▶ **WHAT THE EXERCISE ASKS**:
Render each line of the listing below as a string in a JSON array, one string per line, and leave out any blank lines.

───

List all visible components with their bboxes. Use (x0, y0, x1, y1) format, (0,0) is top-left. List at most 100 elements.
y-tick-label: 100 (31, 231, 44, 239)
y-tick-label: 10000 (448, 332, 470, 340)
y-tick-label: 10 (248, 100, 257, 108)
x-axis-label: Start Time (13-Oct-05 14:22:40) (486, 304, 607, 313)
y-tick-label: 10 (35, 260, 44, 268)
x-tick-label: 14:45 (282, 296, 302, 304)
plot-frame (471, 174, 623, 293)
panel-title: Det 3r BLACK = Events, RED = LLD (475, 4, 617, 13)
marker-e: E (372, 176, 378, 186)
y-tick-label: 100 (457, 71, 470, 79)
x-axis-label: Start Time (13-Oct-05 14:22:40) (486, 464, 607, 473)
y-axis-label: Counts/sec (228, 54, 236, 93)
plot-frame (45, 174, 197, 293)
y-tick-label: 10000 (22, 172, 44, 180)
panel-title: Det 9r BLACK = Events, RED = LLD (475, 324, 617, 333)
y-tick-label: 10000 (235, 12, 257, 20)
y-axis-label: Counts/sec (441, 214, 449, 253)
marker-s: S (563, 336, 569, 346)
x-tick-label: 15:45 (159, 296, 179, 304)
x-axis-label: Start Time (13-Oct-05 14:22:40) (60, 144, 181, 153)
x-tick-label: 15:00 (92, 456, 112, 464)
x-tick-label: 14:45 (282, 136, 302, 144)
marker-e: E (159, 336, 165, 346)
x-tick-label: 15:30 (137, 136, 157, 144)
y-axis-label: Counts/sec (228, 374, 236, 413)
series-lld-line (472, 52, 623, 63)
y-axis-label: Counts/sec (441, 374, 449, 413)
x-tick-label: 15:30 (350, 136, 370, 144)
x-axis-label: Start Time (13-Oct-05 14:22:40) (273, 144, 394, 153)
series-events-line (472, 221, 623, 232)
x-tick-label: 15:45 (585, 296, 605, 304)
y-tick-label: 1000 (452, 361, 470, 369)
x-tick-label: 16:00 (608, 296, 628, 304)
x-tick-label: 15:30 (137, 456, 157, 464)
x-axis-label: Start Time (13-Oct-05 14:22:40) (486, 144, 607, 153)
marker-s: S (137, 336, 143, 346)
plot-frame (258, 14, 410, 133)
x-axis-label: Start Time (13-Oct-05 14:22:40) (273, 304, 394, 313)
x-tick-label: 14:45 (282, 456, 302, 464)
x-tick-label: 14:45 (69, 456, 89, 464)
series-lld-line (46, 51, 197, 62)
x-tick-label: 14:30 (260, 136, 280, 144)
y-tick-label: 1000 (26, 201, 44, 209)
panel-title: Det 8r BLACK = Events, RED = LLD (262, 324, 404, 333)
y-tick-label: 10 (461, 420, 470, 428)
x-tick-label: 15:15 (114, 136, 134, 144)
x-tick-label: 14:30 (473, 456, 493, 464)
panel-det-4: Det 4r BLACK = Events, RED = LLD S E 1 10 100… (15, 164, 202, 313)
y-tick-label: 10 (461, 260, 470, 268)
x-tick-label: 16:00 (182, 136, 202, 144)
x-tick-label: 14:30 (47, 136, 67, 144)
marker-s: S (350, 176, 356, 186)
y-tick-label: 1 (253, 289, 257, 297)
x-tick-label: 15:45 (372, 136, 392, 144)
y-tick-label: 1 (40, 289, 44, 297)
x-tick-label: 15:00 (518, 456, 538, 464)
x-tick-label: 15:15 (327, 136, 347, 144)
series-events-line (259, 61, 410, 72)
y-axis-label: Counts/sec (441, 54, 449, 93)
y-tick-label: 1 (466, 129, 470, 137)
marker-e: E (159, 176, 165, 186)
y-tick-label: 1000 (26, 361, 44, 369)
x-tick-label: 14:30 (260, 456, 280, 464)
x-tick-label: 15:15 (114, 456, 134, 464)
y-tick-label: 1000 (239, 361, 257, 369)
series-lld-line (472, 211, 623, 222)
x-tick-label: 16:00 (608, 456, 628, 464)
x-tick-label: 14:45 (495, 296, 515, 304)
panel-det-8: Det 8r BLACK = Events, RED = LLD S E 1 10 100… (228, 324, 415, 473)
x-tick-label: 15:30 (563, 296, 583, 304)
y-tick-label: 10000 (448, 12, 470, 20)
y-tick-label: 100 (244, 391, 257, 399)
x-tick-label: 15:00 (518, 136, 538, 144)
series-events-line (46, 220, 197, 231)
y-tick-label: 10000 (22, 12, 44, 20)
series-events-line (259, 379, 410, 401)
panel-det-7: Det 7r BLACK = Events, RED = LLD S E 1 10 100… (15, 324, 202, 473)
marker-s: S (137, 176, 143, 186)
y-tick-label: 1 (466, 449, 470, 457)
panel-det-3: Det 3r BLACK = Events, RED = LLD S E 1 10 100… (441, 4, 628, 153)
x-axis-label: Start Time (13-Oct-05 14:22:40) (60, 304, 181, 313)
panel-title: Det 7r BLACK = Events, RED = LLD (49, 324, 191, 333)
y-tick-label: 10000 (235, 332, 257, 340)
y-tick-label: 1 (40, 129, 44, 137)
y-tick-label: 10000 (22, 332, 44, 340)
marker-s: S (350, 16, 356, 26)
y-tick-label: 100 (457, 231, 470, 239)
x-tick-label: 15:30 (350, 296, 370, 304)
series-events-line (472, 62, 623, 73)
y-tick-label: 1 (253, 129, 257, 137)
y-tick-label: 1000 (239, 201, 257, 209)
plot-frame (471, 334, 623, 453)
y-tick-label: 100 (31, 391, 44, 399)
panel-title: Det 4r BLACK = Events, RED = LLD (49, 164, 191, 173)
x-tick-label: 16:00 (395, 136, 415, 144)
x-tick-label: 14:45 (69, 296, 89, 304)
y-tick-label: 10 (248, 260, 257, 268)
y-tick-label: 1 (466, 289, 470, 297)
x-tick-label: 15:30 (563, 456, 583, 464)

───

▶ **THE RESULT**:
[
  "List all visible components with their bboxes. Use (x0, y0, x1, y1) format, (0,0) is top-left. List at most 100 elements.",
  "y-tick-label: 100 (31, 231, 44, 239)",
  "y-tick-label: 10000 (448, 332, 470, 340)",
  "y-tick-label: 10 (248, 100, 257, 108)",
  "x-axis-label: Start Time (13-Oct-05 14:22:40) (486, 304, 607, 313)",
  "y-tick-label: 10 (35, 260, 44, 268)",
  "x-tick-label: 14:45 (282, 296, 302, 304)",
  "plot-frame (471, 174, 623, 293)",
  "panel-title: Det 3r BLACK = Events, RED = LLD (475, 4, 617, 13)",
  "marker-e: E (372, 176, 378, 186)",
  "y-tick-label: 100 (457, 71, 470, 79)",
  "x-axis-label: Start Time (13-Oct-05 14:22:40) (486, 464, 607, 473)",
  "y-axis-label: Counts/sec (228, 54, 236, 93)",
  "plot-frame (45, 174, 197, 293)",
  "y-tick-label: 10000 (22, 172, 44, 180)",
  "panel-title: Det 9r BLACK = Events, RED = LLD (475, 324, 617, 333)",
  "y-tick-label: 10000 (235, 12, 257, 20)",
  "y-axis-label: Counts/sec (441, 214, 449, 253)",
  "marker-s: S (563, 336, 569, 346)",
  "x-tick-label: 15:45 (159, 296, 179, 304)",
  "x-axis-label: Start Time (13-Oct-05 14:22:40) (60, 144, 181, 153)",
  "x-tick-label: 15:00 (92, 456, 112, 464)",
  "x-tick-label: 14:45 (282, 136, 302, 144)",
  "marker-e: E (159, 336, 165, 346)",
  "x-tick-label: 15:30 (137, 136, 157, 144)",
  "y-axis-label: Counts/sec (228, 374, 236, 413)",
  "series-lld-line (472, 52, 623, 63)",
  "y-axis-label: Counts/sec (441, 374, 449, 413)",
  "x-tick-label: 15:30 (350, 136, 370, 144)",
  "x-axis-label: Start Time (13-Oct-05 14:22:40) (273, 144, 394, 153)",
  "series-events-line (472, 221, 623, 232)",
  "x-tick-label: 15:45 (585, 296, 605, 304)",
  "y-tick-label: 1000 (452, 361, 470, 369)",
  "x-tick-label: 16:00 (608, 296, 628, 304)",
  "x-tick-label: 15:30 (137, 456, 157, 464)",
  "x-axis-label: Start Time (13-Oct-05 14:22:40) (486, 144, 607, 153)",
  "marker-s: S (137, 336, 143, 346)",
  "plot-frame (258, 14, 410, 133)",
  "x-axis-label: Start Time (13-Oct-05 14:22:40) (273, 304, 394, 313)",
  "x-tick-label: 14:45 (282, 456, 302, 464)",
  "x-tick-label: 14:45 (69, 456, 89, 464)",
  "series-lld-line (46, 51, 197, 62)",
  "x-tick-label: 14:30 (260, 136, 280, 144)",
  "y-tick-label: 1000 (26, 201, 44, 209)",
  "panel-title: Det 8r BLACK = Events, RED = LLD (262, 324, 404, 333)",
  "y-tick-label: 10 (461, 420, 470, 428)",
  "x-tick-label: 15:15 (114, 136, 134, 144)",
  "x-tick-label: 14:30 (473, 456, 493, 464)",
  "panel-det-4: Det 4r BLACK = Events, RED = LLD S E 1 10 100… (15, 164, 202, 313)",
  "y-tick-label: 10 (461, 260, 470, 268)",
  "x-tick-label: 16:00 (182, 136, 202, 144)",
  "x-tick-label: 14:30 (47, 136, 67, 144)",
  "marker-s: S (350, 176, 356, 186)",
  "y-tick-label: 1 (253, 289, 257, 297)",
  "x-tick-label: 15:45 (372, 136, 392, 144)",
  "y-tick-label: 1 (40, 289, 44, 297)",
  "x-tick-label: 15:00 (518, 456, 538, 464)",
  "x-tick-label: 15:15 (327, 136, 347, 144)",
  "series-events-line (259, 61, 410, 72)",
  "y-axis-label: Counts/sec (441, 54, 449, 93)",
  "y-tick-label: 1 (466, 129, 470, 137)",
  "marker-e: E (159, 176, 165, 186)",
  "y-tick-label: 1000 (26, 361, 44, 369)",
  "x-tick-label: 14:30 (260, 456, 280, 464)",
  "x-tick-label: 15:15 (114, 456, 134, 464)",
  "y-tick-label: 1000 (239, 361, 257, 369)",
  "series-lld-line (472, 211, 623, 222)",
  "x-tick-label: 16:00 (608, 456, 628, 464)",
  "x-tick-label: 14:45 (495, 296, 515, 304)",
  "panel-det-8: Det 8r BLACK = Events, RED = LLD S E 1 10 100… (228, 324, 415, 473)",
  "x-tick-label: 15:30 (563, 296, 583, 304)",
  "y-tick-label: 10000 (448, 12, 470, 20)",
  "y-tick-label: 100 (244, 391, 257, 399)",
  "x-tick-label: 15:00 (518, 136, 538, 144)",
  "series-events-line (46, 220, 197, 231)",
  "y-tick-label: 10000 (22, 12, 44, 20)",
  "series-events-line (259, 379, 410, 401)",
  "panel-det-7: Det 7r BLACK = Events, RED = LLD S E 1 10 100… (15, 324, 202, 473)",
  "marker-s: S (137, 176, 143, 186)",
  "y-tick-label: 1 (466, 449, 470, 457)",
  "panel-det-3: Det 3r BLACK = Events, RED = LLD S E 1 10 100… (441, 4, 628, 153)",
  "x-axis-label: Start Time (13-Oct-05 14:22:40) (60, 304, 181, 313)",
  "panel-title: Det 7r BLACK = Events, RED = LLD (49, 324, 191, 333)",
  "y-tick-label: 10000 (235, 332, 257, 340)",
  "y-tick-label: 1 (40, 129, 44, 137)",
  "y-tick-label: 10000 (22, 332, 44, 340)",
  "marker-s: S (350, 16, 356, 26)",
  "y-tick-label: 100 (457, 231, 470, 239)",
  "x-tick-label: 15:30 (350, 296, 370, 304)",
  "series-events-line (472, 62, 623, 73)",
  "y-tick-label: 1 (253, 129, 257, 137)",
  "y-tick-label: 1000 (239, 201, 257, 209)",
  "plot-frame (471, 334, 623, 453)",
  "y-tick-label: 100 (31, 391, 44, 399)",
  "panel-title: Det 4r BLACK = Events, RED = LLD (49, 164, 191, 173)",
  "x-tick-label: 16:00 (395, 136, 415, 144)",
  "x-tick-label: 14:45 (69, 296, 89, 304)",
  "y-tick-label: 10 (248, 260, 257, 268)",
  "y-tick-label: 1 (466, 289, 470, 297)",
  "x-tick-label: 15:30 (563, 456, 583, 464)"
]